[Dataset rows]
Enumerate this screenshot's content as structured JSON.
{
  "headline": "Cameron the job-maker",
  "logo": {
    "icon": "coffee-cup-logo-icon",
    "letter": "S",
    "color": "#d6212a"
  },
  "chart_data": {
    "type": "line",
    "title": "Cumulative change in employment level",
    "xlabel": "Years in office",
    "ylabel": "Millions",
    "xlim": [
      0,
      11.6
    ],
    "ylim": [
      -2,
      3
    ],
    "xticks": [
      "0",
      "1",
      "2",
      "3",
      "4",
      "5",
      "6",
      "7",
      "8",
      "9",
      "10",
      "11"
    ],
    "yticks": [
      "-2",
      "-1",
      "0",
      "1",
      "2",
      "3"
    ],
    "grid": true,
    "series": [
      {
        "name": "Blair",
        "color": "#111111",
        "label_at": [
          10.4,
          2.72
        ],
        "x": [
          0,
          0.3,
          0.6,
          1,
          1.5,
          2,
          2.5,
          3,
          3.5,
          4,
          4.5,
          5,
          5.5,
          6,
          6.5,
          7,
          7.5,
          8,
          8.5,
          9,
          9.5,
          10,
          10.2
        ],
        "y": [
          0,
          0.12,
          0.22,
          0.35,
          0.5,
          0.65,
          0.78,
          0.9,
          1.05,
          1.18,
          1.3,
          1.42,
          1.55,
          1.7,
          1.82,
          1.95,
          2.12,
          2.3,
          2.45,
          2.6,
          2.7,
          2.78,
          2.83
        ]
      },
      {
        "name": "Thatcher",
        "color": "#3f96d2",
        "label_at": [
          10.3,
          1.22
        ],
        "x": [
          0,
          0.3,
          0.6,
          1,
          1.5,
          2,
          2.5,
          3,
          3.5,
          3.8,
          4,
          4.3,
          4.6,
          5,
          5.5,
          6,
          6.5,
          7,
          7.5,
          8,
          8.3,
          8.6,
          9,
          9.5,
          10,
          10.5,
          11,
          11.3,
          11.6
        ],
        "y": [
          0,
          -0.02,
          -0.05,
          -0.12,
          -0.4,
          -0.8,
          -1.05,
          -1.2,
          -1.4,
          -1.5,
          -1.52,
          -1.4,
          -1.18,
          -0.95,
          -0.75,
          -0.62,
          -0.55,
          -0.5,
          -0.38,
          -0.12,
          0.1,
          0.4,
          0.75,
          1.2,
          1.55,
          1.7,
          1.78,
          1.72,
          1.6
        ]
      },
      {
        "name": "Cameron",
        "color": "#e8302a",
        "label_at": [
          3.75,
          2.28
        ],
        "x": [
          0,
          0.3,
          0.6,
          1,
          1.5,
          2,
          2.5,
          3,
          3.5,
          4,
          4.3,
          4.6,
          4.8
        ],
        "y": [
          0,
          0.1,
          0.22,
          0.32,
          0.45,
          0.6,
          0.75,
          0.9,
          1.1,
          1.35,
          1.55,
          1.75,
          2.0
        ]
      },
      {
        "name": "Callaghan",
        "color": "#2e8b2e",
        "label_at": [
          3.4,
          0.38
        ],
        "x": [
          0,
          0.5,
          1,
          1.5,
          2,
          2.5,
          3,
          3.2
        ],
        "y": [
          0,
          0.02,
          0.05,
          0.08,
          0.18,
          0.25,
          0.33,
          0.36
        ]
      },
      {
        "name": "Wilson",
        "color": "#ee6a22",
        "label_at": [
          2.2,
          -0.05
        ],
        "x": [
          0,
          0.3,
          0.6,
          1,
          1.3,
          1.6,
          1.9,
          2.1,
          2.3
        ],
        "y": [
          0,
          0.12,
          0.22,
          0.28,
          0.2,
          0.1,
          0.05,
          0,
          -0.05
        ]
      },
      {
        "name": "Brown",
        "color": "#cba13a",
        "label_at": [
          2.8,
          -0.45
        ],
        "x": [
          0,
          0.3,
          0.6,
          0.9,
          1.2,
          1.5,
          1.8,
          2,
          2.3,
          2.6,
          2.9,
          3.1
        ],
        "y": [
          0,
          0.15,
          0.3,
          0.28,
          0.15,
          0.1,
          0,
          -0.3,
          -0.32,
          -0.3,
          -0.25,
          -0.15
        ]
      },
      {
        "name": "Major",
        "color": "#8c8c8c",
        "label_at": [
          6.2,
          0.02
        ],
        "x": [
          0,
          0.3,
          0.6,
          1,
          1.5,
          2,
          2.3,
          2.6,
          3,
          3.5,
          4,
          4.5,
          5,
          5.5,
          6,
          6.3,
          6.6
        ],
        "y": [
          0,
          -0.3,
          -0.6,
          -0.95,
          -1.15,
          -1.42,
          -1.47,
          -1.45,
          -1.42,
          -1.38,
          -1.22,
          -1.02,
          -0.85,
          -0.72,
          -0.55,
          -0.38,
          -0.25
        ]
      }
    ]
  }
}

* _Task goal_
Find every line that includes the string "color". Report how many there are and nothing else.

* _Full answer_
8